Records contained in a dataset:
§

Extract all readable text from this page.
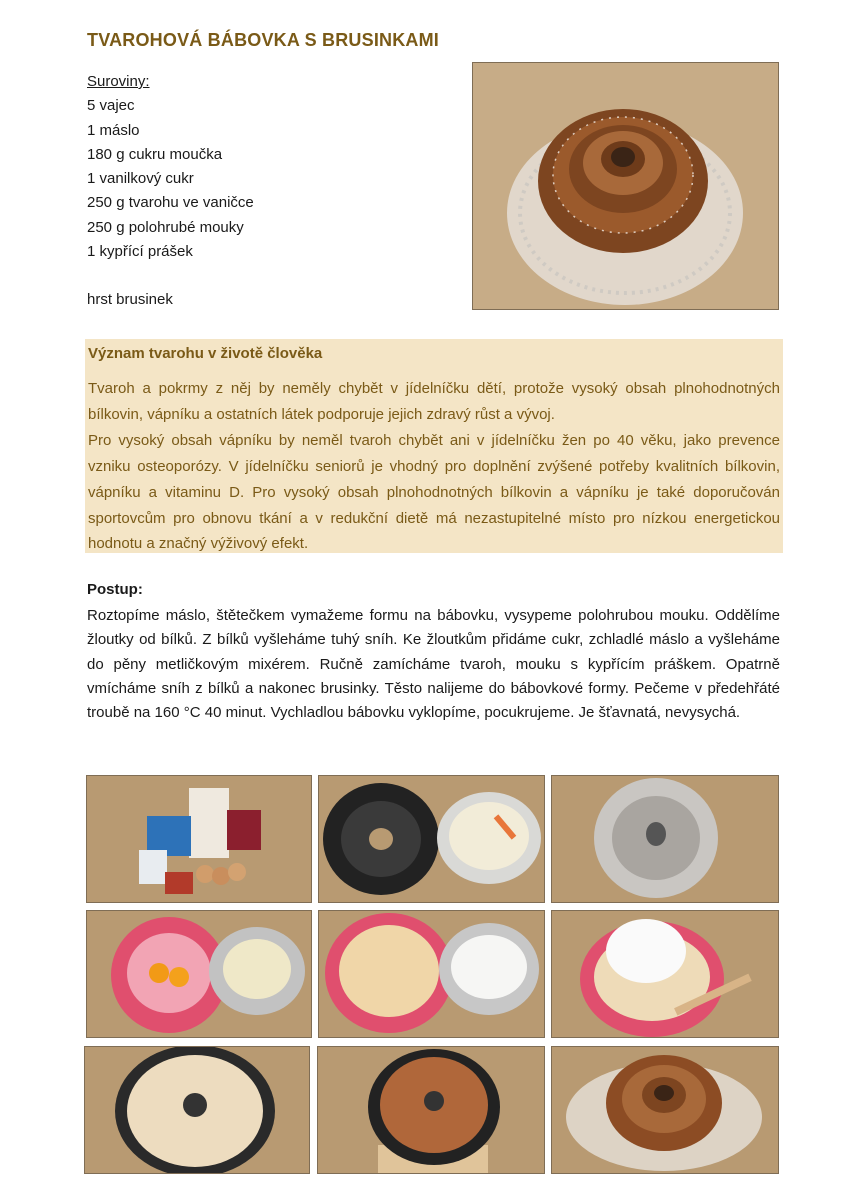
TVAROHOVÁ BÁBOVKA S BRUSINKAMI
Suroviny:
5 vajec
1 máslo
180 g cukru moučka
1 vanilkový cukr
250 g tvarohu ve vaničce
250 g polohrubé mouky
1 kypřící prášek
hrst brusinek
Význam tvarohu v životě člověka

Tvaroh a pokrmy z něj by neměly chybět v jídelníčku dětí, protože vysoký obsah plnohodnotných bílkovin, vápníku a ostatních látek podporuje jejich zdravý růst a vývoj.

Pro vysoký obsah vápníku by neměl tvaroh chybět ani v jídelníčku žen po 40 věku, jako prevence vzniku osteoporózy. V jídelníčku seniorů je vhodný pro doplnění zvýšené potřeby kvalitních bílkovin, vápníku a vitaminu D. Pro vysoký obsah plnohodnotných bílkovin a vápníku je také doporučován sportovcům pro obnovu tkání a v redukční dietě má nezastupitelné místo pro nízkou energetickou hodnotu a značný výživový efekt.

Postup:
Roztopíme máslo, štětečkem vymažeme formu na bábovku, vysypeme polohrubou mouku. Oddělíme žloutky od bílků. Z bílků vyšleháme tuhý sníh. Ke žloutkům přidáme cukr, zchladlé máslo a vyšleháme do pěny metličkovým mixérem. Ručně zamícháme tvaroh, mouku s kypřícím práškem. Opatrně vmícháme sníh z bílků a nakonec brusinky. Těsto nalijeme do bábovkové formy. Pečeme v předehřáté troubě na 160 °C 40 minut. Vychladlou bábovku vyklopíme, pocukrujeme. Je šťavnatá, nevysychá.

§

**Written request:**
Scan the lines above for "tvarohu", then copy every one that has it.

**Response to this exercise:**
250 g tvarohu ve vaničce
Význam tvarohu v životě člověka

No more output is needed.